[Given request]:
Count every line that has "name" in it and give the total, nothing more.

[Data for this task]:
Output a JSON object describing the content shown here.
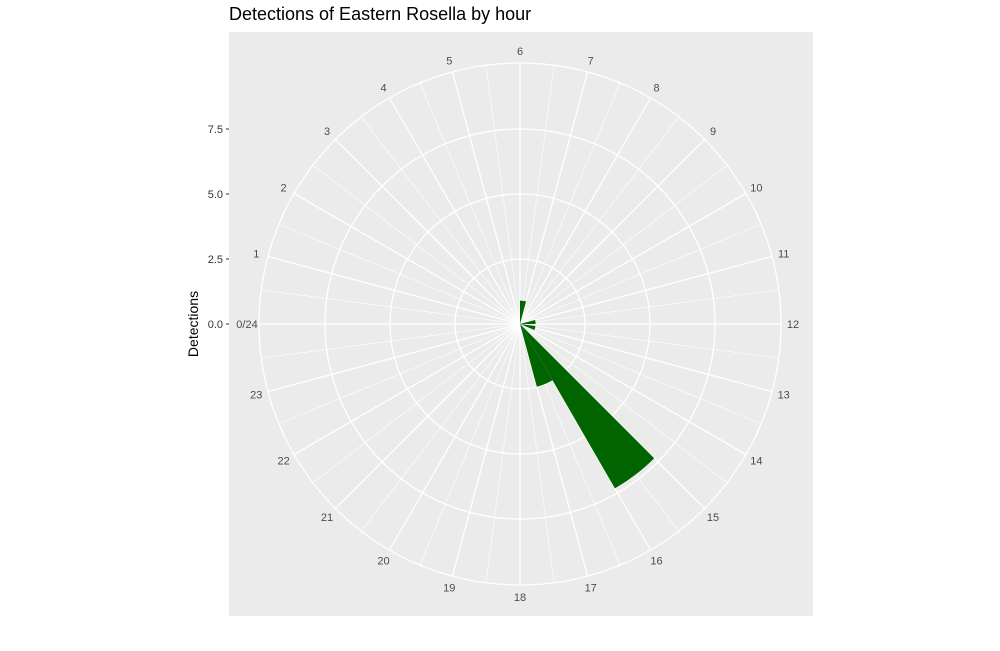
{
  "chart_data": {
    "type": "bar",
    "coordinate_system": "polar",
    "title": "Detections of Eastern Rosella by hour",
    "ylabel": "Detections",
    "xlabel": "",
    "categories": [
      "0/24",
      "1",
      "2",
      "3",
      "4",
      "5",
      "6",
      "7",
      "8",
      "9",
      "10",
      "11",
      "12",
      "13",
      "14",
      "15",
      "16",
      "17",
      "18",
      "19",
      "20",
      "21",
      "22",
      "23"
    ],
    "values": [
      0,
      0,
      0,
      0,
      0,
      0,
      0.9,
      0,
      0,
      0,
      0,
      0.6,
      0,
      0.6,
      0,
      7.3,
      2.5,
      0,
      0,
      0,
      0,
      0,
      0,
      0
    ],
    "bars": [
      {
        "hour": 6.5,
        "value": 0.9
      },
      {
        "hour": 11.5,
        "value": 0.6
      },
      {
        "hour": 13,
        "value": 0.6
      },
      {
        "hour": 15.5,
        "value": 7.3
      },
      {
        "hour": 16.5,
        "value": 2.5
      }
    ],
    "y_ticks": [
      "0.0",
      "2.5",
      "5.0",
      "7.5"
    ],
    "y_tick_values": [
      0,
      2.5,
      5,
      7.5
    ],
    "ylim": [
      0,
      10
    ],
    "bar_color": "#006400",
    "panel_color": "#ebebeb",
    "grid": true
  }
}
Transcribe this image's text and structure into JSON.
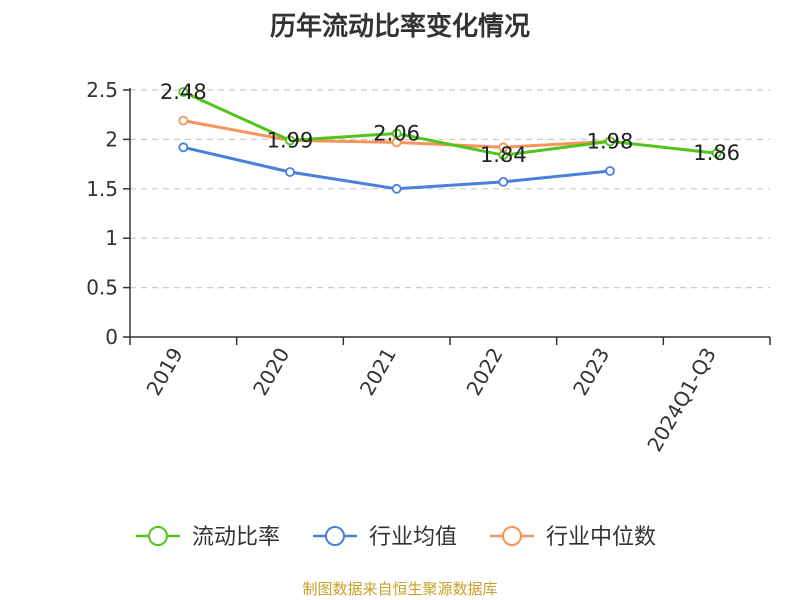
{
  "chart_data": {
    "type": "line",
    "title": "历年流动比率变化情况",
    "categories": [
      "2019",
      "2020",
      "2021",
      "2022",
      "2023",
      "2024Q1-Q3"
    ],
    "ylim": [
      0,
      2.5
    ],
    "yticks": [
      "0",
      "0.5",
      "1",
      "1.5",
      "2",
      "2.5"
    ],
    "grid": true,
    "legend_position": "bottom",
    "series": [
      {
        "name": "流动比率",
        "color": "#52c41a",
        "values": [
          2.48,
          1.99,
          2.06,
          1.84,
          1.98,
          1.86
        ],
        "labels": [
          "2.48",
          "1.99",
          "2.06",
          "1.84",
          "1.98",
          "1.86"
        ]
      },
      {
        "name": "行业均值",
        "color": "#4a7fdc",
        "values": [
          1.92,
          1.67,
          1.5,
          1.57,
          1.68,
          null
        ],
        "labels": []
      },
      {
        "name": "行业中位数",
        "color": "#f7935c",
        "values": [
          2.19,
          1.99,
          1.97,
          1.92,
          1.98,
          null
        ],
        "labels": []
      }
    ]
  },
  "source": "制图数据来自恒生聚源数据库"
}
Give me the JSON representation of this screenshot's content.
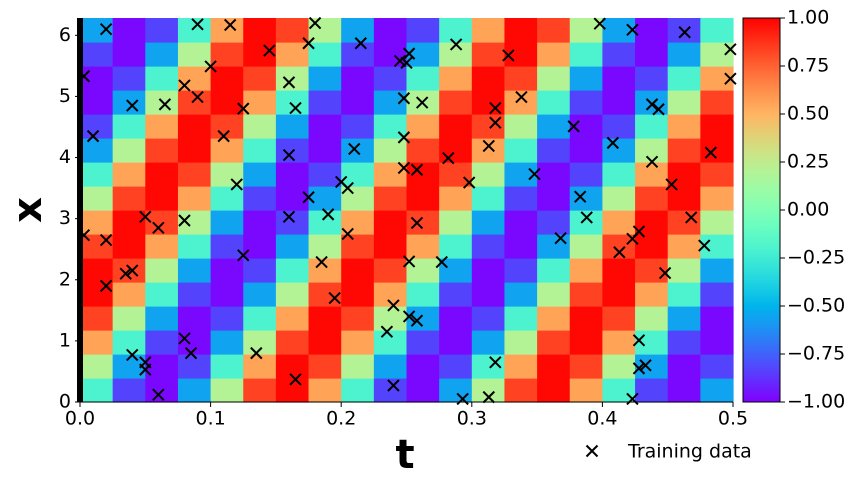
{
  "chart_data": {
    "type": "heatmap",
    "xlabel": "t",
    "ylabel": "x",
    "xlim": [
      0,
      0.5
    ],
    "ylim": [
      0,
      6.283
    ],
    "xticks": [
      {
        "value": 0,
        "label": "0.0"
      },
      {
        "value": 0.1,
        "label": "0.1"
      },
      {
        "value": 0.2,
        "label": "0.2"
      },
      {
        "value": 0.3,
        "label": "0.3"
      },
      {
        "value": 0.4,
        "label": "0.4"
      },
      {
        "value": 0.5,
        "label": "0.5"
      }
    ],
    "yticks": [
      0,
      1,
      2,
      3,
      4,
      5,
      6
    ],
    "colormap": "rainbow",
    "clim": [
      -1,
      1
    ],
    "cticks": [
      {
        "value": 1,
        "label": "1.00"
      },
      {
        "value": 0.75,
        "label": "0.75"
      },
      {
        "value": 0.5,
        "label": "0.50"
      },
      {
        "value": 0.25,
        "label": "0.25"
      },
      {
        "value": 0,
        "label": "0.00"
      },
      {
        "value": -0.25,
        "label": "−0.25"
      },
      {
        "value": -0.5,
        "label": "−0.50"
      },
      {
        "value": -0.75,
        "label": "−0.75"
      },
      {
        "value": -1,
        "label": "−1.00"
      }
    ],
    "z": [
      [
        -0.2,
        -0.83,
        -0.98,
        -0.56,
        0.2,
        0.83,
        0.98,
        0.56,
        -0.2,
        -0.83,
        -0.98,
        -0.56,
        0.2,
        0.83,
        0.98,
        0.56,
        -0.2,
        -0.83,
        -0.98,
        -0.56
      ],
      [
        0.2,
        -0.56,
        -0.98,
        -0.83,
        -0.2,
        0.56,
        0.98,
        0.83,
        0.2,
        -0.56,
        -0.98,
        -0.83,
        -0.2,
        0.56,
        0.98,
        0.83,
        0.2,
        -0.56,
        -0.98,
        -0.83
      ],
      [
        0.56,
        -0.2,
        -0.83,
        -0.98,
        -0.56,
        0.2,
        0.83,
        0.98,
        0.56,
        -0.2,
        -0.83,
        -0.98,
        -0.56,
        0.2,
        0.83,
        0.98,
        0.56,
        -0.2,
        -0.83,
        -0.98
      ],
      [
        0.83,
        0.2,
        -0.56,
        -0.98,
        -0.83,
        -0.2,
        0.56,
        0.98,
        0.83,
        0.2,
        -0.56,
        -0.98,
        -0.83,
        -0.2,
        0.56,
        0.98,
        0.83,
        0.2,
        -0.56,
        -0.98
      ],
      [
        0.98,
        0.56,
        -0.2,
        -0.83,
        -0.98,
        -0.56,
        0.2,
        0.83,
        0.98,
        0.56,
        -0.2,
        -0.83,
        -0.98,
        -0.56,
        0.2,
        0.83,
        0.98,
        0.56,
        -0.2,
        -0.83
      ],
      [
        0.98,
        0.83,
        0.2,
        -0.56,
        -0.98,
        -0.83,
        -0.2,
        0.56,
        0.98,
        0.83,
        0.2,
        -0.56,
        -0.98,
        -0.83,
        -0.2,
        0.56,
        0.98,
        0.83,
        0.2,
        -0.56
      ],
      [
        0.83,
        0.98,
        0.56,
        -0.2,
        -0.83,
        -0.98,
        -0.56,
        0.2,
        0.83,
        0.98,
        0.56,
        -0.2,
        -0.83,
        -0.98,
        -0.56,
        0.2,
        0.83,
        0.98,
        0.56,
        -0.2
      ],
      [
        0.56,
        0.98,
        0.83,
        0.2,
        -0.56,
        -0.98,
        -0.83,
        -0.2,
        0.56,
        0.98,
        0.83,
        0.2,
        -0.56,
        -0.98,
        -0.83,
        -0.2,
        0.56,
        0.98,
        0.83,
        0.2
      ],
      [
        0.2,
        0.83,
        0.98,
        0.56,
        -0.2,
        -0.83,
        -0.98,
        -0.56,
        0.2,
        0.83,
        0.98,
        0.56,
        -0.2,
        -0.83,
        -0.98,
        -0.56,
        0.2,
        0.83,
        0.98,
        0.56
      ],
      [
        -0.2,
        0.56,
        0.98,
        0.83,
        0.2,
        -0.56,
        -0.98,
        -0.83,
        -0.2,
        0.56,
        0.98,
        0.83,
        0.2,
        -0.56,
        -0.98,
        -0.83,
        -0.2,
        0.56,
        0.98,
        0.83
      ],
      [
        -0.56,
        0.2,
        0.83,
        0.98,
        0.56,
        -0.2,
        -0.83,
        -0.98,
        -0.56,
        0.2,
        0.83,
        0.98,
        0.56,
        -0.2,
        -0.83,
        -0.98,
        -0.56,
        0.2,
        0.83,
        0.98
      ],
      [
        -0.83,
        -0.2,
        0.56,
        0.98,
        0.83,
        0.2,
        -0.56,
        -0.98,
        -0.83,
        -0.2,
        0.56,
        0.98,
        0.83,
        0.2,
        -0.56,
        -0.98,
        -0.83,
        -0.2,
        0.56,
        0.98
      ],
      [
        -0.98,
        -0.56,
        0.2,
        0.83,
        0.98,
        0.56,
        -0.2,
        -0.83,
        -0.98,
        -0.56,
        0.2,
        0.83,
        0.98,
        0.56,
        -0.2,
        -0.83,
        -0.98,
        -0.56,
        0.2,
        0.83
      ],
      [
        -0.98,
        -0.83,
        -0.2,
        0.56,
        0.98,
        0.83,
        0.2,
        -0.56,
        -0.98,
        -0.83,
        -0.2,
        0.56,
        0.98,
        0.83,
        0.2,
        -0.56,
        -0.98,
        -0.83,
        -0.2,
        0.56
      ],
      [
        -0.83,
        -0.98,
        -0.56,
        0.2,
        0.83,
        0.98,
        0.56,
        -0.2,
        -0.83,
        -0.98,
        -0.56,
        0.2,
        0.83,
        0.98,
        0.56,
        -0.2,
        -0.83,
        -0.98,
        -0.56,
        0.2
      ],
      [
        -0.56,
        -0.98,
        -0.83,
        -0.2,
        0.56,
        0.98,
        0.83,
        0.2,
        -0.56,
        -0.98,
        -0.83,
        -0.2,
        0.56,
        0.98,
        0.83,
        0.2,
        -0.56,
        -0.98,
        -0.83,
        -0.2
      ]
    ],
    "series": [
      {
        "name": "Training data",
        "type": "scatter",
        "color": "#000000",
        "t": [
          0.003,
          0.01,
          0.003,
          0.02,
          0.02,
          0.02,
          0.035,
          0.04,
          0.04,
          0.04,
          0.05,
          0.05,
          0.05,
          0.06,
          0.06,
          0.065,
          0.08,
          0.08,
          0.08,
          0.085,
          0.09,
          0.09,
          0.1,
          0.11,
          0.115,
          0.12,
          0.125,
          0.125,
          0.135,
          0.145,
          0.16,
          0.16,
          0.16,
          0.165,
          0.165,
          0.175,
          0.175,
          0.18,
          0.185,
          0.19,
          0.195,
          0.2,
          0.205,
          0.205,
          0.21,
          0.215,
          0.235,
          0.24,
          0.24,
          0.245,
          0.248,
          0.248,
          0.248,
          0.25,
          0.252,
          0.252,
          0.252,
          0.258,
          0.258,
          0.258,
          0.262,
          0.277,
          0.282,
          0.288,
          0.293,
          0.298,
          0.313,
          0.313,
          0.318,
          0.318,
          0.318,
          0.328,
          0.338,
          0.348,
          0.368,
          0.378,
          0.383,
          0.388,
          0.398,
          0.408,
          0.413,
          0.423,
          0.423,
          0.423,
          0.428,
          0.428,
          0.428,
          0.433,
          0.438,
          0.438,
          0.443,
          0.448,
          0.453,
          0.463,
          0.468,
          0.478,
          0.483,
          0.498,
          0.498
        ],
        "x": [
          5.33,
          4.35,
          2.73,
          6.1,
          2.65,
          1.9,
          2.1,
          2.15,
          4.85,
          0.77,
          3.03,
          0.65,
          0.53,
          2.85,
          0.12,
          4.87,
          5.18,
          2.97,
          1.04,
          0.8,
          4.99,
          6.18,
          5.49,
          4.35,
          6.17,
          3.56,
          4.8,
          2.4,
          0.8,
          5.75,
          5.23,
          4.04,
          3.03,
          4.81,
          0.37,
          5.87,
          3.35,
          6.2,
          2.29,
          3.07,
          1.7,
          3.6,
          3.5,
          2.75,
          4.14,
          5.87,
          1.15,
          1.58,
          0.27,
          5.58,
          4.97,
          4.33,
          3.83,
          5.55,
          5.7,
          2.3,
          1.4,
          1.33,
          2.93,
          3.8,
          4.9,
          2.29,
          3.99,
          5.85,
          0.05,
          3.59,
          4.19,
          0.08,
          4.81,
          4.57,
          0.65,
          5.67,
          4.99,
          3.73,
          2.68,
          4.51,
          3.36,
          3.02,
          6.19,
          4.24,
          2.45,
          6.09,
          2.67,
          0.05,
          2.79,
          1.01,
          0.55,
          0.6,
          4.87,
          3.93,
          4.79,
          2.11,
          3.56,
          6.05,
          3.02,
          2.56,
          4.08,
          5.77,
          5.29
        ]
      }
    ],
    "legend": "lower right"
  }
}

[Result for this task]:
4